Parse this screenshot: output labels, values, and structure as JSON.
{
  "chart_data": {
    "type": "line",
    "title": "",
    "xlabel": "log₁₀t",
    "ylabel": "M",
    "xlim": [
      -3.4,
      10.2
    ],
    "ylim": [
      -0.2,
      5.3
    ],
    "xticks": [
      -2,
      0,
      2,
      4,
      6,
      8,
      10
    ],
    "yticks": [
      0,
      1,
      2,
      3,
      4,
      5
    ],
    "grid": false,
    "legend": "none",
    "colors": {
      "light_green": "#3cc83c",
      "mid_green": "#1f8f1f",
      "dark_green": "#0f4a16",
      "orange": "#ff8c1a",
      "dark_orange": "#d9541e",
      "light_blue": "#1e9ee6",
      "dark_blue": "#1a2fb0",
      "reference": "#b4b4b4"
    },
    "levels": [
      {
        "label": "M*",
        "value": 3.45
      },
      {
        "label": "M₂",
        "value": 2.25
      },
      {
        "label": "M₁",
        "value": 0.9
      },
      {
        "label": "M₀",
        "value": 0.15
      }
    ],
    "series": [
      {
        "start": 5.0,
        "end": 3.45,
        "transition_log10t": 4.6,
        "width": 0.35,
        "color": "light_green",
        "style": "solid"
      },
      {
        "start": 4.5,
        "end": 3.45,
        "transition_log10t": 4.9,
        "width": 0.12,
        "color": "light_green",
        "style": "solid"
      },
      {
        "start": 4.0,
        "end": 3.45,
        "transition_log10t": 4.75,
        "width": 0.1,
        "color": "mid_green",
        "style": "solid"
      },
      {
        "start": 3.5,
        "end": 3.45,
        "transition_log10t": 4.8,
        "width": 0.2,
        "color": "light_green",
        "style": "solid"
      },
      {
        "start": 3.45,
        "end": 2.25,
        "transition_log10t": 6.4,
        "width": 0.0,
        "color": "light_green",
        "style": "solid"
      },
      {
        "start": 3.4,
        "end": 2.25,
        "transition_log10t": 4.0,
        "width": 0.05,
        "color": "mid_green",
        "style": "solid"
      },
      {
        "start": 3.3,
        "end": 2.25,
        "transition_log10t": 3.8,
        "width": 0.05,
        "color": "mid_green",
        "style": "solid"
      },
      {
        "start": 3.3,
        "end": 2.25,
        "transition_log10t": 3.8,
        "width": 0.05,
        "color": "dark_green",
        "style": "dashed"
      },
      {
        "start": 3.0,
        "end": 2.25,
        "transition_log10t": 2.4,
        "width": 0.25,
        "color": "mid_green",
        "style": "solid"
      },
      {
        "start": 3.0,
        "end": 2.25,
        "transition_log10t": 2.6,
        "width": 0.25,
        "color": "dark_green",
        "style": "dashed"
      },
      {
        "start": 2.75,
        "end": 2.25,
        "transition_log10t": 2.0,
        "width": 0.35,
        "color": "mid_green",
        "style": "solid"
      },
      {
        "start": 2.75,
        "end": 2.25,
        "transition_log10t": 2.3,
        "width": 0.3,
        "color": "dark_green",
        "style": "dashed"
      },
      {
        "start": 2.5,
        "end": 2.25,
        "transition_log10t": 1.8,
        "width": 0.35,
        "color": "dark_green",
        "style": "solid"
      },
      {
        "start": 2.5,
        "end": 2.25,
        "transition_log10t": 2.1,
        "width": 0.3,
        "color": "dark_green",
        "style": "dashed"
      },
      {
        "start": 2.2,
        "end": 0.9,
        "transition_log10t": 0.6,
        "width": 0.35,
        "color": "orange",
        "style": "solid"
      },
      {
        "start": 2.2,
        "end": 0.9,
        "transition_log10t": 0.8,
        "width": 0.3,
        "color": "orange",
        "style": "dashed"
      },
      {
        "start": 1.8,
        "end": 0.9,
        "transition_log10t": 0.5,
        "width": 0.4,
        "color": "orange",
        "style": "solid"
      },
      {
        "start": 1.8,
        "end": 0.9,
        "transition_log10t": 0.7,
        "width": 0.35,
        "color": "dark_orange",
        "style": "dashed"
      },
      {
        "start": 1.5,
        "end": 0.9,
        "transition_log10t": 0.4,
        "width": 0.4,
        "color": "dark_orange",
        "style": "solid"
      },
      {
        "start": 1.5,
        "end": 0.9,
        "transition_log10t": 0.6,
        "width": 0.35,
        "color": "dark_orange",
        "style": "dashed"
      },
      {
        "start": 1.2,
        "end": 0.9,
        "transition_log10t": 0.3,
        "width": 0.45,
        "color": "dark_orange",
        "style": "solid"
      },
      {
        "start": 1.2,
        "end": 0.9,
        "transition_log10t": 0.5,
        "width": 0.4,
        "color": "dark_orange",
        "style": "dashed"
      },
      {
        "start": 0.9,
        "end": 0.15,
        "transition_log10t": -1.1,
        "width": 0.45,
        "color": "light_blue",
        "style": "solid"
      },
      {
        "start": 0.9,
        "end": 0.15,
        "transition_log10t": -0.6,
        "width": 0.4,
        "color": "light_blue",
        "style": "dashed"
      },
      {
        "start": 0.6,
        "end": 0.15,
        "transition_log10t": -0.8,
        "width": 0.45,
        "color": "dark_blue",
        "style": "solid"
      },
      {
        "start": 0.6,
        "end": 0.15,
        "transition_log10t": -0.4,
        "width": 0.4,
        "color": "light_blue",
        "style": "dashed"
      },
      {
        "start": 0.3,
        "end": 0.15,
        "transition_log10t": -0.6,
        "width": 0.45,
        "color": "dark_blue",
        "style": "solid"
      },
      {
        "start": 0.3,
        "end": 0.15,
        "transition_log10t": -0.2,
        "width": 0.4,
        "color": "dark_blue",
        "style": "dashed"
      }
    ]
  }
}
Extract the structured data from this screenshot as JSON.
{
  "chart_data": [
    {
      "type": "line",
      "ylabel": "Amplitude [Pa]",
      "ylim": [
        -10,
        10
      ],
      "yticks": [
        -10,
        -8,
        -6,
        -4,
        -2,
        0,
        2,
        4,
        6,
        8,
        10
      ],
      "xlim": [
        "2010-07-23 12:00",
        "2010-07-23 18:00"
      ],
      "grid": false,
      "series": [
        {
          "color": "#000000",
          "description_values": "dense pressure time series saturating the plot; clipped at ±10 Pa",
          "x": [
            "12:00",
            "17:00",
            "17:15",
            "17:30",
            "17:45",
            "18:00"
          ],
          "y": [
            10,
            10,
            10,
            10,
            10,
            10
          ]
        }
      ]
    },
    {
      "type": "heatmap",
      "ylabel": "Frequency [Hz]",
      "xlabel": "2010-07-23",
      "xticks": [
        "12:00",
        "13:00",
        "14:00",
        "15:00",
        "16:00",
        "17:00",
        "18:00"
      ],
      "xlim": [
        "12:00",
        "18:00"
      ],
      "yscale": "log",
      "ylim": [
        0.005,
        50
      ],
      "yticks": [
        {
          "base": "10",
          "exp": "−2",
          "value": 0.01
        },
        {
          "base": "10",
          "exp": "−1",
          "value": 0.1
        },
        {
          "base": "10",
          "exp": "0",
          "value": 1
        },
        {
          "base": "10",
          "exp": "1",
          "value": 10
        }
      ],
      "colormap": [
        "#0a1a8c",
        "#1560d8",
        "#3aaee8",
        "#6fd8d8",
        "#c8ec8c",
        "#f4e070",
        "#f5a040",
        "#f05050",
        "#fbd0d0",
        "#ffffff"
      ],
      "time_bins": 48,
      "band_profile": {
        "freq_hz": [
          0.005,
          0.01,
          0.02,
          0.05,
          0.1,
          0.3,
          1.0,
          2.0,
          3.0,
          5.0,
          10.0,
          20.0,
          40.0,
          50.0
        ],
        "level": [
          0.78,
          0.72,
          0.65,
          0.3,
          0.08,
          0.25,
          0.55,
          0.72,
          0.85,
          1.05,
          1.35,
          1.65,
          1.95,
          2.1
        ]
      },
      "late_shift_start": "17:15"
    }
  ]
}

→ **EXERCISE GOAL**: Please repeat the listing exactly, with nothing left out.

→ **ANSWER IN FULL**:
Parse this screenshot: output labels, values, and structure as JSON.
{
  "chart_data": {
    "type": "line",
    "title": "",
    "xlabel": "log₁₀t",
    "ylabel": "M",
    "xlim": [
      -3.4,
      10.2
    ],
    "ylim": [
      -0.2,
      5.3
    ],
    "xticks": [
      -2,
      0,
      2,
      4,
      6,
      8,
      10
    ],
    "yticks": [
      0,
      1,
      2,
      3,
      4,
      5
    ],
    "grid": false,
    "legend": "none",
    "colors": {
      "light_green": "#3cc83c",
      "mid_green": "#1f8f1f",
      "dark_green": "#0f4a16",
      "orange": "#ff8c1a",
      "dark_orange": "#d9541e",
      "light_blue": "#1e9ee6",
      "dark_blue": "#1a2fb0",
      "reference": "#b4b4b4"
    },
    "levels": [
      {
        "label": "M*",
        "value": 3.45
      },
      {
        "label": "M₂",
        "value": 2.25
      },
      {
        "label": "M₁",
        "value": 0.9
      },
      {
        "label": "M₀",
        "value": 0.15
      }
    ],
    "series": [
      {
        "start": 5.0,
        "end": 3.45,
        "transition_log10t": 4.6,
        "width": 0.35,
        "color": "light_green",
        "style": "solid"
      },
      {
        "start": 4.5,
        "end": 3.45,
        "transition_log10t": 4.9,
        "width": 0.12,
        "color": "light_green",
        "style": "solid"
      },
      {
        "start": 4.0,
        "end": 3.45,
        "transition_log10t": 4.75,
        "width": 0.1,
        "color": "mid_green",
        "style": "solid"
      },
      {
        "start": 3.5,
        "end": 3.45,
        "transition_log10t": 4.8,
        "width": 0.2,
        "color": "light_green",
        "style": "solid"
      },
      {
        "start": 3.45,
        "end": 2.25,
        "transition_log10t": 6.4,
        "width": 0.0,
        "color": "light_green",
        "style": "solid"
      },
      {
        "start": 3.4,
        "end": 2.25,
        "transition_log10t": 4.0,
        "width": 0.05,
        "color": "mid_green",
        "style": "solid"
      },
      {
        "start": 3.3,
        "end": 2.25,
        "transition_log10t": 3.8,
        "width": 0.05,
        "color": "mid_green",
        "style": "solid"
      },
      {
        "start": 3.3,
        "end": 2.25,
        "transition_log10t": 3.8,
        "width": 0.05,
        "color": "dark_green",
        "style": "dashed"
      },
      {
        "start": 3.0,
        "end": 2.25,
        "transition_log10t": 2.4,
        "width": 0.25,
        "color": "mid_green",
        "style": "solid"
      },
      {
        "start": 3.0,
        "end": 2.25,
        "transition_log10t": 2.6,
        "width": 0.25,
        "color": "dark_green",
        "style": "dashed"
      },
      {
        "start": 2.75,
        "end": 2.25,
        "transition_log10t": 2.0,
        "width": 0.35,
        "color": "mid_green",
        "style": "solid"
      },
      {
        "start": 2.75,
        "end": 2.25,
        "transition_log10t": 2.3,
        "width": 0.3,
        "color": "dark_green",
        "style": "dashed"
      },
      {
        "start": 2.5,
        "end": 2.25,
        "transition_log10t": 1.8,
        "width": 0.35,
        "color": "dark_green",
        "style": "solid"
      },
      {
        "start": 2.5,
        "end": 2.25,
        "transition_log10t": 2.1,
        "width": 0.3,
        "color": "dark_green",
        "style": "dashed"
      },
      {
        "start": 2.2,
        "end": 0.9,
        "transition_log10t": 0.6,
        "width": 0.35,
        "color": "orange",
        "style": "solid"
      },
      {
        "start": 2.2,
        "end": 0.9,
        "transition_log10t": 0.8,
        "width": 0.3,
        "color": "orange",
        "style": "dashed"
      },
      {
        "start": 1.8,
        "end": 0.9,
        "transition_log10t": 0.5,
        "width": 0.4,
        "color": "orange",
        "style": "solid"
      },
      {
        "start": 1.8,
        "end": 0.9,
        "transition_log10t": 0.7,
        "width": 0.35,
        "color": "dark_orange",
        "style": "dashed"
      },
      {
        "start": 1.5,
        "end": 0.9,
        "transition_log10t": 0.4,
        "width": 0.4,
        "color": "dark_orange",
        "style": "solid"
      },
      {
        "start": 1.5,
        "end": 0.9,
        "transition_log10t": 0.6,
        "width": 0.35,
        "color": "dark_orange",
        "style": "dashed"
      },
      {
        "start": 1.2,
        "end": 0.9,
        "transition_log10t": 0.3,
        "width": 0.45,
        "color": "dark_orange",
        "style": "solid"
      },
      {
        "start": 1.2,
        "end": 0.9,
        "transition_log10t": 0.5,
        "width": 0.4,
        "color": "dark_orange",
        "style": "dashed"
      },
      {
        "start": 0.9,
        "end": 0.15,
        "transition_log10t": -1.1,
        "width": 0.45,
        "color": "light_blue",
        "style": "solid"
      },
      {
        "start": 0.9,
        "end": 0.15,
        "transition_log10t": -0.6,
        "width": 0.4,
        "color": "light_blue",
        "style": "dashed"
      },
      {
        "start": 0.6,
        "end": 0.15,
        "transition_log10t": -0.8,
        "width": 0.45,
        "color": "dark_blue",
        "style": "solid"
      },
      {
        "start": 0.6,
        "end": 0.15,
        "transition_log10t": -0.4,
        "width": 0.4,
        "color": "light_blue",
        "style": "dashed"
      },
      {
        "start": 0.3,
        "end": 0.15,
        "transition_log10t": -0.6,
        "width": 0.45,
        "color": "dark_blue",
        "style": "solid"
      },
      {
        "start": 0.3,
        "end": 0.15,
        "transition_log10t": -0.2,
        "width": 0.4,
        "color": "dark_blue",
        "style": "dashed"
      }
    ]
  }
}
Extract the structured data from this screenshot as JSON.
{
  "chart_data": [
    {
      "type": "line",
      "ylabel": "Amplitude [Pa]",
      "ylim": [
        -10,
        10
      ],
      "yticks": [
        -10,
        -8,
        -6,
        -4,
        -2,
        0,
        2,
        4,
        6,
        8,
        10
      ],
      "xlim": [
        "2010-07-23 12:00",
        "2010-07-23 18:00"
      ],
      "grid": false,
      "series": [
        {
          "color": "#000000",
          "description_values": "dense pressure time series saturating the plot; clipped at ±10 Pa",
          "x": [
            "12:00",
            "17:00",
            "17:15",
            "17:30",
            "17:45",
            "18:00"
          ],
          "y": [
            10,
            10,
            10,
            10,
            10,
            10
          ]
        }
      ]
    },
    {
      "type": "heatmap",
      "ylabel": "Frequency [Hz]",
      "xlabel": "2010-07-23",
      "xticks": [
        "12:00",
        "13:00",
        "14:00",
        "15:00",
        "16:00",
        "17:00",
        "18:00"
      ],
      "xlim": [
        "12:00",
        "18:00"
      ],
      "yscale": "log",
      "ylim": [
        0.005,
        50
      ],
      "yticks": [
        {
          "base": "10",
          "exp": "−2",
          "value": 0.01
        },
        {
          "base": "10",
          "exp": "−1",
          "value": 0.1
        },
        {
          "base": "10",
          "exp": "0",
          "value": 1
        },
        {
          "base": "10",
          "exp": "1",
          "value": 10
        }
      ],
      "colormap": [
        "#0a1a8c",
        "#1560d8",
        "#3aaee8",
        "#6fd8d8",
        "#c8ec8c",
        "#f4e070",
        "#f5a040",
        "#f05050",
        "#fbd0d0",
        "#ffffff"
      ],
      "time_bins": 48,
      "band_profile": {
        "freq_hz": [
          0.005,
          0.01,
          0.02,
          0.05,
          0.1,
          0.3,
          1.0,
          2.0,
          3.0,
          5.0,
          10.0,
          20.0,
          40.0,
          50.0
        ],
        "level": [
          0.78,
          0.72,
          0.65,
          0.3,
          0.08,
          0.25,
          0.55,
          0.72,
          0.85,
          1.05,
          1.35,
          1.65,
          1.95,
          2.1
        ]
      },
      "late_shift_start": "17:15"
    }
  ]
}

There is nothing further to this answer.